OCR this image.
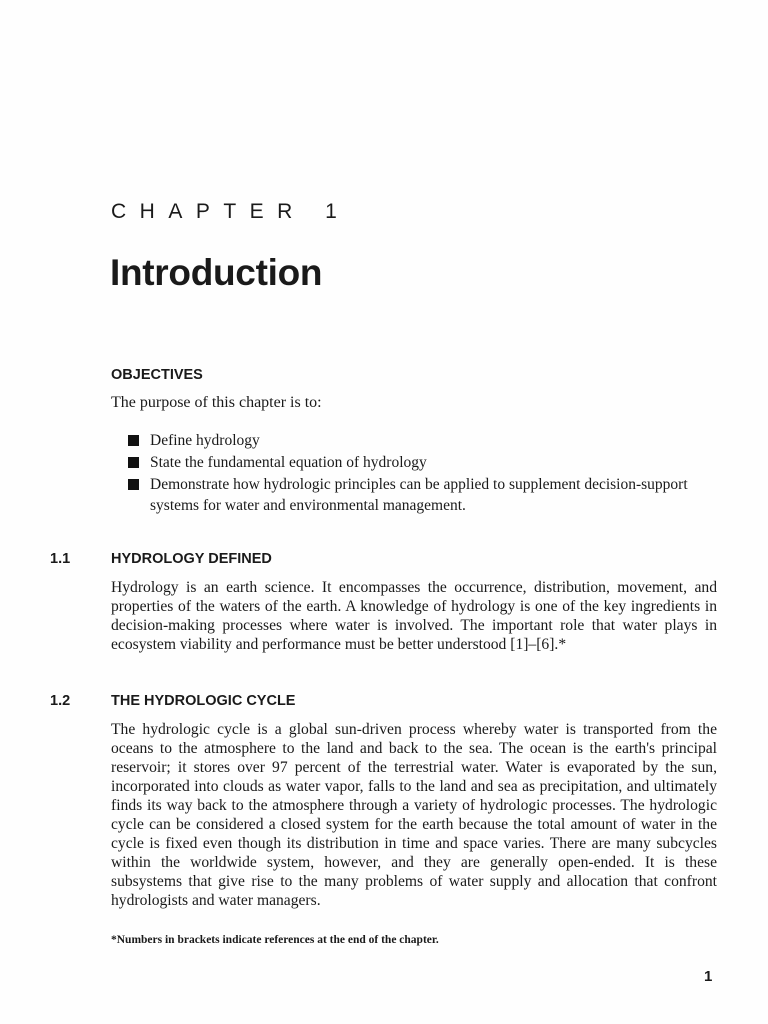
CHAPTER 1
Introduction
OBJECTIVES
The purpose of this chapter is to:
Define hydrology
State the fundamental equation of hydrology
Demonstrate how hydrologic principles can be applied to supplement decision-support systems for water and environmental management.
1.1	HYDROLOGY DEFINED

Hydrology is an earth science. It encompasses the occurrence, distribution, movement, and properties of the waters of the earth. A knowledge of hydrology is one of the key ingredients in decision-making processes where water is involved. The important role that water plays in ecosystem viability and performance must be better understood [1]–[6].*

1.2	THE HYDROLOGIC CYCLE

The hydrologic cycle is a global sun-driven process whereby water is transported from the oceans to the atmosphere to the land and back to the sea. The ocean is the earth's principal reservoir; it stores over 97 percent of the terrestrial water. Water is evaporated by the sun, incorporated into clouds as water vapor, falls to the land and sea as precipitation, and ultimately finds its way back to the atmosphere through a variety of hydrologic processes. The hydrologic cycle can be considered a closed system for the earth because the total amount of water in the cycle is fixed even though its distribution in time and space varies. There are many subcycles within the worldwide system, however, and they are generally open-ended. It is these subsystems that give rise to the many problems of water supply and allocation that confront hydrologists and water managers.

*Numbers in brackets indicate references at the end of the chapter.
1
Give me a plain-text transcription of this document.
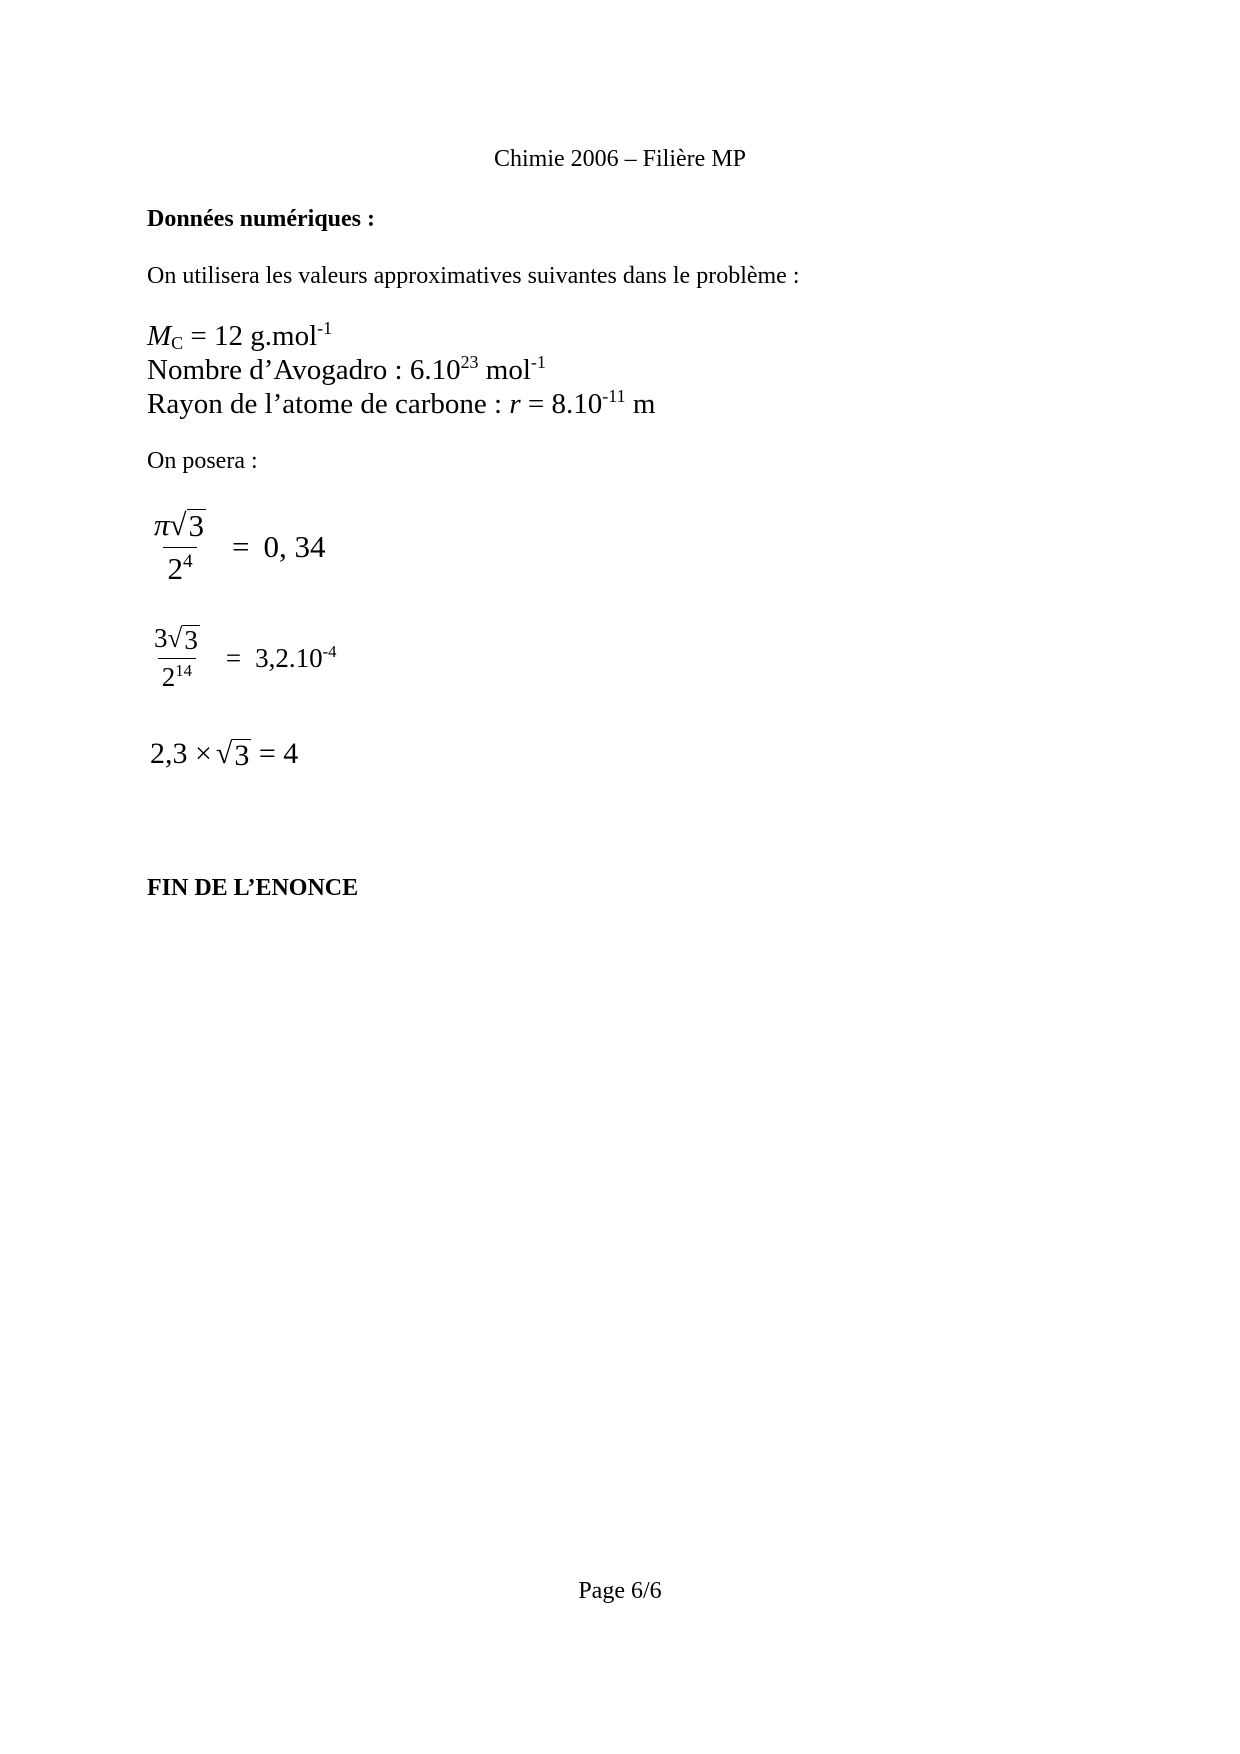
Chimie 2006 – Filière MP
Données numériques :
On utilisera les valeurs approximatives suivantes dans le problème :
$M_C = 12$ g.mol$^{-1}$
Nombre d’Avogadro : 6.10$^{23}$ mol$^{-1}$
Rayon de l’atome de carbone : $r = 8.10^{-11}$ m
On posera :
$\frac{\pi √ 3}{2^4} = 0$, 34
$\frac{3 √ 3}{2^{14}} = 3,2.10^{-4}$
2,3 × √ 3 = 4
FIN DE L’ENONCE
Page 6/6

> [Given exercise]: Quote every record above exactly, omitting any pictures they contain.

> [Task output]:
OCR this image.
CHAPTER 1
Introduction
OBJECTIVES
The purpose of this chapter is to:
Define hydrology
State the fundamental equation of hydrology
Demonstrate how hydrologic principles can be applied to supplement decision-support systems for water and environmental management.
1.1	HYDROLOGY DEFINED

Hydrology is an earth science. It encompasses the occurrence, distribution, movement, and properties of the waters of the earth. A knowledge of hydrology is one of the key ingredients in decision-making processes where water is involved. The important role that water plays in ecosystem viability and performance must be better understood [1]–[6].*

1.2	THE HYDROLOGIC CYCLE

The hydrologic cycle is a global sun-driven process whereby water is transported from the oceans to the atmosphere to the land and back to the sea. The ocean is the earth's principal reservoir; it stores over 97 percent of the terrestrial water. Water is evaporated by the sun, incorporated into clouds as water vapor, falls to the land and sea as precipitation, and ultimately finds its way back to the atmosphere through a variety of hydrologic processes. The hydrologic cycle can be considered a closed system for the earth because the total amount of water in the cycle is fixed even though its distribution in time and space varies. There are many subcycles within the worldwide system, however, and they are generally open-ended. It is these subsystems that give rise to the many problems of water supply and allocation that confront hydrologists and water managers.

*Numbers in brackets indicate references at the end of the chapter.
1
Give me a plain-text transcription of this document.
Chimie 2006 – Filière MP
Données numériques :
On utilisera les valeurs approximatives suivantes dans le problème :
$M_C = 12$ g.mol$^{-1}$
Nombre d’Avogadro : 6.10$^{23}$ mol$^{-1}$
Rayon de l’atome de carbone : $r = 8.10^{-11}$ m
On posera :
$\frac{\pi √ 3}{2^4} = 0$, 34
$\frac{3 √ 3}{2^{14}} = 3,2.10^{-4}$
2,3 × √ 3 = 4
FIN DE L’ENONCE
Page 6/6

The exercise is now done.